_Set task_
Copy out the entries in full and with complete accuracy; pictures are excluded.

_Data entries_
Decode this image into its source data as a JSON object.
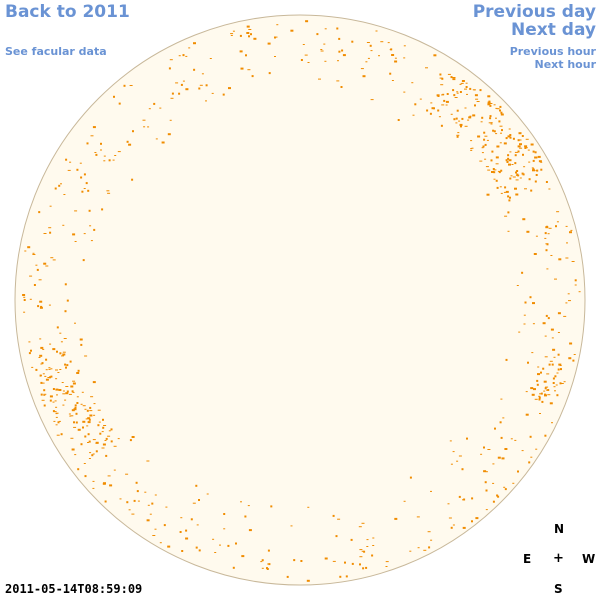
{
  "nav": {
    "back": "Back to 2011",
    "facular": "See facular data",
    "previous_day": "Previous day",
    "next_day": "Next day",
    "previous_hour": "Previous hour",
    "next_hour": "Next hour"
  },
  "compass": {
    "north": "N",
    "east": "E",
    "center": "+",
    "west": "W",
    "south": "S"
  },
  "timestamp": "2011-05-14T08:59:09",
  "colors": {
    "link": "#6a93d4",
    "disk_fill": "#fffaee",
    "disk_border": "#c8b89a",
    "spot": "#f08c00"
  }
}
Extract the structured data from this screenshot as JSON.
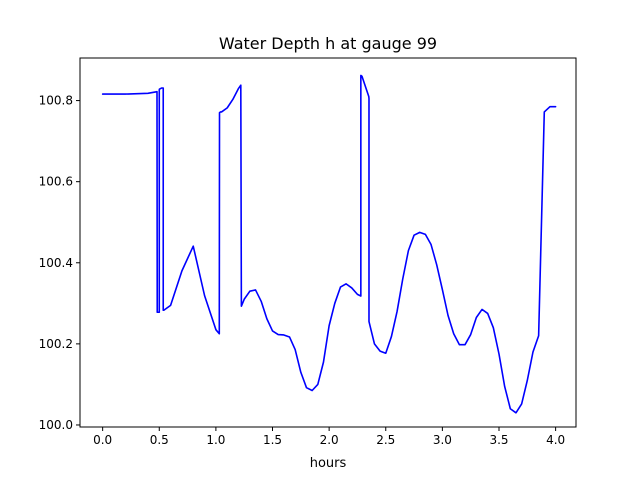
{
  "chart_data": {
    "type": "line",
    "title": "Water Depth h at gauge 99",
    "xlabel": "hours",
    "ylabel": "",
    "xlim": [
      -0.2,
      4.18
    ],
    "ylim": [
      99.995,
      100.905
    ],
    "x_ticks": [
      0.0,
      0.5,
      1.0,
      1.5,
      2.0,
      2.5,
      3.0,
      3.5,
      4.0
    ],
    "x_tick_labels": [
      "0.0",
      "0.5",
      "1.0",
      "1.5",
      "2.0",
      "2.5",
      "3.0",
      "3.5",
      "4.0"
    ],
    "y_ticks": [
      100.0,
      100.2,
      100.4,
      100.6,
      100.8
    ],
    "y_tick_labels": [
      "100.0",
      "100.2",
      "100.4",
      "100.6",
      "100.8"
    ],
    "grid": false,
    "colors": {
      "line": "#0000ff"
    },
    "series": [
      {
        "x": [
          0.0,
          0.2,
          0.4,
          0.48,
          0.482,
          0.5,
          0.5,
          0.501,
          0.52,
          0.53,
          0.535,
          0.535,
          0.54,
          0.6,
          0.7,
          0.8,
          0.9,
          1.0,
          1.03,
          1.032,
          1.04,
          1.05,
          1.1,
          1.15,
          1.2,
          1.22,
          1.225,
          1.25,
          1.3,
          1.35,
          1.4,
          1.45,
          1.5,
          1.55,
          1.6,
          1.65,
          1.7,
          1.75,
          1.8,
          1.85,
          1.9,
          1.95,
          2.0,
          2.05,
          2.1,
          2.15,
          2.2,
          2.25,
          2.28,
          2.28,
          2.29,
          2.35,
          2.352,
          2.352,
          2.4,
          2.45,
          2.5,
          2.55,
          2.6,
          2.65,
          2.7,
          2.75,
          2.8,
          2.85,
          2.9,
          2.95,
          3.0,
          3.05,
          3.1,
          3.15,
          3.2,
          3.25,
          3.3,
          3.35,
          3.4,
          3.45,
          3.5,
          3.55,
          3.6,
          3.65,
          3.7,
          3.75,
          3.8,
          3.85,
          3.9,
          3.95,
          3.985,
          3.987,
          3.995,
          4.0
        ],
        "y": [
          100.816,
          100.816,
          100.818,
          100.822,
          100.278,
          100.278,
          100.826,
          100.828,
          100.831,
          100.831,
          100.831,
          100.283,
          100.283,
          100.295,
          100.38,
          100.441,
          100.319,
          100.235,
          100.225,
          100.77,
          100.772,
          100.772,
          100.782,
          100.803,
          100.83,
          100.838,
          100.293,
          100.31,
          100.33,
          100.333,
          100.305,
          100.262,
          100.232,
          100.223,
          100.222,
          100.217,
          100.186,
          100.13,
          100.092,
          100.085,
          100.1,
          100.155,
          100.245,
          100.3,
          100.34,
          100.348,
          100.338,
          100.322,
          100.318,
          100.862,
          100.86,
          100.81,
          100.805,
          100.255,
          100.2,
          100.182,
          100.177,
          100.218,
          100.28,
          100.36,
          100.43,
          100.468,
          100.475,
          100.47,
          100.445,
          100.395,
          100.334,
          100.27,
          100.225,
          100.198,
          100.198,
          100.223,
          100.265,
          100.285,
          100.275,
          100.24,
          100.175,
          100.095,
          100.04,
          100.03,
          100.052,
          100.11,
          100.18,
          100.22,
          100.772,
          100.785,
          100.785,
          100.785,
          100.785,
          100.785
        ]
      }
    ]
  }
}
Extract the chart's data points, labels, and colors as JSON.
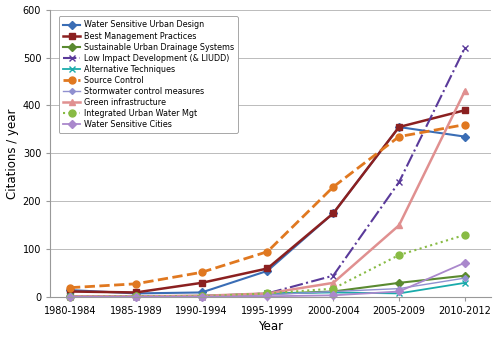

_Task solution_
Decode this image into its source data as a JSON object.
{
  "nav": {
    "back": "Back to 2011",
    "facular": "See facular data",
    "previous_day": "Previous day",
    "next_day": "Next day",
    "previous_hour": "Previous hour",
    "next_hour": "Next hour"
  },
  "compass": {
    "north": "N",
    "east": "E",
    "center": "+",
    "west": "W",
    "south": "S"
  },
  "timestamp": "2011-05-14T08:59:09",
  "colors": {
    "link": "#6a93d4",
    "disk_fill": "#fffaee",
    "disk_border": "#c8b89a",
    "spot": "#f08c00"
  }
}
Extract the structured data from this screenshot as JSON.
{
  "chart_data": {
    "type": "line",
    "title": "Water Depth h at gauge 99",
    "xlabel": "hours",
    "ylabel": "",
    "xlim": [
      -0.2,
      4.18
    ],
    "ylim": [
      99.995,
      100.905
    ],
    "x_ticks": [
      0.0,
      0.5,
      1.0,
      1.5,
      2.0,
      2.5,
      3.0,
      3.5,
      4.0
    ],
    "x_tick_labels": [
      "0.0",
      "0.5",
      "1.0",
      "1.5",
      "2.0",
      "2.5",
      "3.0",
      "3.5",
      "4.0"
    ],
    "y_ticks": [
      100.0,
      100.2,
      100.4,
      100.6,
      100.8
    ],
    "y_tick_labels": [
      "100.0",
      "100.2",
      "100.4",
      "100.6",
      "100.8"
    ],
    "grid": false,
    "colors": {
      "line": "#0000ff"
    },
    "series": [
      {
        "x": [
          0.0,
          0.2,
          0.4,
          0.48,
          0.482,
          0.5,
          0.5,
          0.501,
          0.52,
          0.53,
          0.535,
          0.535,
          0.54,
          0.6,
          0.7,
          0.8,
          0.9,
          1.0,
          1.03,
          1.032,
          1.04,
          1.05,
          1.1,
          1.15,
          1.2,
          1.22,
          1.225,
          1.25,
          1.3,
          1.35,
          1.4,
          1.45,
          1.5,
          1.55,
          1.6,
          1.65,
          1.7,
          1.75,
          1.8,
          1.85,
          1.9,
          1.95,
          2.0,
          2.05,
          2.1,
          2.15,
          2.2,
          2.25,
          2.28,
          2.28,
          2.29,
          2.35,
          2.352,
          2.352,
          2.4,
          2.45,
          2.5,
          2.55,
          2.6,
          2.65,
          2.7,
          2.75,
          2.8,
          2.85,
          2.9,
          2.95,
          3.0,
          3.05,
          3.1,
          3.15,
          3.2,
          3.25,
          3.3,
          3.35,
          3.4,
          3.45,
          3.5,
          3.55,
          3.6,
          3.65,
          3.7,
          3.75,
          3.8,
          3.85,
          3.9,
          3.95,
          3.985,
          3.987,
          3.995,
          4.0
        ],
        "y": [
          100.816,
          100.816,
          100.818,
          100.822,
          100.278,
          100.278,
          100.826,
          100.828,
          100.831,
          100.831,
          100.831,
          100.283,
          100.283,
          100.295,
          100.38,
          100.441,
          100.319,
          100.235,
          100.225,
          100.77,
          100.772,
          100.772,
          100.782,
          100.803,
          100.83,
          100.838,
          100.293,
          100.31,
          100.33,
          100.333,
          100.305,
          100.262,
          100.232,
          100.223,
          100.222,
          100.217,
          100.186,
          100.13,
          100.092,
          100.085,
          100.1,
          100.155,
          100.245,
          100.3,
          100.34,
          100.348,
          100.338,
          100.322,
          100.318,
          100.862,
          100.86,
          100.81,
          100.805,
          100.255,
          100.2,
          100.182,
          100.177,
          100.218,
          100.28,
          100.36,
          100.43,
          100.468,
          100.475,
          100.47,
          100.445,
          100.395,
          100.334,
          100.27,
          100.225,
          100.198,
          100.198,
          100.223,
          100.265,
          100.285,
          100.275,
          100.24,
          100.175,
          100.095,
          100.04,
          100.03,
          100.052,
          100.11,
          100.18,
          100.22,
          100.772,
          100.785,
          100.785,
          100.785,
          100.785,
          100.785
        ]
      }
    ]
  }
}
Extract the chart's data points, labels, and colors as JSON.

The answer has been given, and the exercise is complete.